======== DATASET ROWS

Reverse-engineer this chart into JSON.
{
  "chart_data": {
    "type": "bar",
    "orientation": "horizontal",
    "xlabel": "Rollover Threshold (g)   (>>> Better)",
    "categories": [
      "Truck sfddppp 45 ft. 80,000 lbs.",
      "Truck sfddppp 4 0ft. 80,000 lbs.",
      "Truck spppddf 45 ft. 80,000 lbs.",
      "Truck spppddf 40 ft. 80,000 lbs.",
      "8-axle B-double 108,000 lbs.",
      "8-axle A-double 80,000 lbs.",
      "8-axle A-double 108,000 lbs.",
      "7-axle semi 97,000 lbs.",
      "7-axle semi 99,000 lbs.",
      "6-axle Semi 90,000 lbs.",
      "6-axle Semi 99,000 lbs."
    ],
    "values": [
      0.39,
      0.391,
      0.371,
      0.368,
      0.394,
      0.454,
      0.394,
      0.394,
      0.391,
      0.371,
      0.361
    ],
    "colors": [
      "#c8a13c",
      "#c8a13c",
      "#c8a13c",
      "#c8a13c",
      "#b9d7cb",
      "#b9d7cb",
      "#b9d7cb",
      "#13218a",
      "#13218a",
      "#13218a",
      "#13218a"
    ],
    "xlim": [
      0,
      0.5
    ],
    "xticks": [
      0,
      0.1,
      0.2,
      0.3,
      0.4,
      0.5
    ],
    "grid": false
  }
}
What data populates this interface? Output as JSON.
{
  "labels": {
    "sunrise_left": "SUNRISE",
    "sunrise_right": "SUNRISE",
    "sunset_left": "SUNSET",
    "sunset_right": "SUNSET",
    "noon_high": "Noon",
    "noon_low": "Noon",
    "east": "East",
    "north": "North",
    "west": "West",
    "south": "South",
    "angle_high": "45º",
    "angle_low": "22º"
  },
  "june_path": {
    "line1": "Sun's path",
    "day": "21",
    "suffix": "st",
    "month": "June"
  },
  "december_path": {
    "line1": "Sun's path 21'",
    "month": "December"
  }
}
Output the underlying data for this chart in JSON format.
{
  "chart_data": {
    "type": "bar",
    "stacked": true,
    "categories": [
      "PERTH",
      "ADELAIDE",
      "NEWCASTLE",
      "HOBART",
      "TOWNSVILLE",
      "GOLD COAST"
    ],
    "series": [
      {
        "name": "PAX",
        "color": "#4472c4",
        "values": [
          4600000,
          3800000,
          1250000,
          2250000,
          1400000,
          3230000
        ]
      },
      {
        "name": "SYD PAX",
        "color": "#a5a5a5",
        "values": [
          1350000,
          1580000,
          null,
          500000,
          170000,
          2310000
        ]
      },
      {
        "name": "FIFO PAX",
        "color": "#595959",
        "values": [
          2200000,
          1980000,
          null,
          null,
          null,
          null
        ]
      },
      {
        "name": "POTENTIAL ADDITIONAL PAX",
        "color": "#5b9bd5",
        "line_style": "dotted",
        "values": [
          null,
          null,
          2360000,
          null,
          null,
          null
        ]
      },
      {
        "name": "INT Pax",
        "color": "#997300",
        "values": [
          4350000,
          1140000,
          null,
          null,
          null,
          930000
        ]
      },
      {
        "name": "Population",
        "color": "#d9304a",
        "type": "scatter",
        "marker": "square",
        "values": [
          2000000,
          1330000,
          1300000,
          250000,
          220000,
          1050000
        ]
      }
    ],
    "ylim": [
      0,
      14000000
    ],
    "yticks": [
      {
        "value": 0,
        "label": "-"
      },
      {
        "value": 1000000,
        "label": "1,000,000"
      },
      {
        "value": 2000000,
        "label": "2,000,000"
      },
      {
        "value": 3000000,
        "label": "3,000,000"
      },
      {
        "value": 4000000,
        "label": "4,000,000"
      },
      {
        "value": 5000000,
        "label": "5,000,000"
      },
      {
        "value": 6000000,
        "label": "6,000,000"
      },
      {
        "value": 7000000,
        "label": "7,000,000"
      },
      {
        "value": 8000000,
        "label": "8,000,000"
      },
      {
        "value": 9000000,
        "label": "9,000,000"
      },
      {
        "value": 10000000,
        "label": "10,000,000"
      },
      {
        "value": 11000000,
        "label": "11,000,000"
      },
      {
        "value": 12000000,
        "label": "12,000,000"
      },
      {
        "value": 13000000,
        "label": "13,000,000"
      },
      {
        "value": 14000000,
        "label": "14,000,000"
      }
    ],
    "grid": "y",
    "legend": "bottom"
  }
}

================

■ **GIVEN EXERCISE**: Filter for "this". Return all lines that hold it.

■ **EXERCISE OUTPUT**:
Reverse-engineer this chart into JSON.
What data populates this interface? Output as JSON.
Output the underlying data for this chart in JSON format.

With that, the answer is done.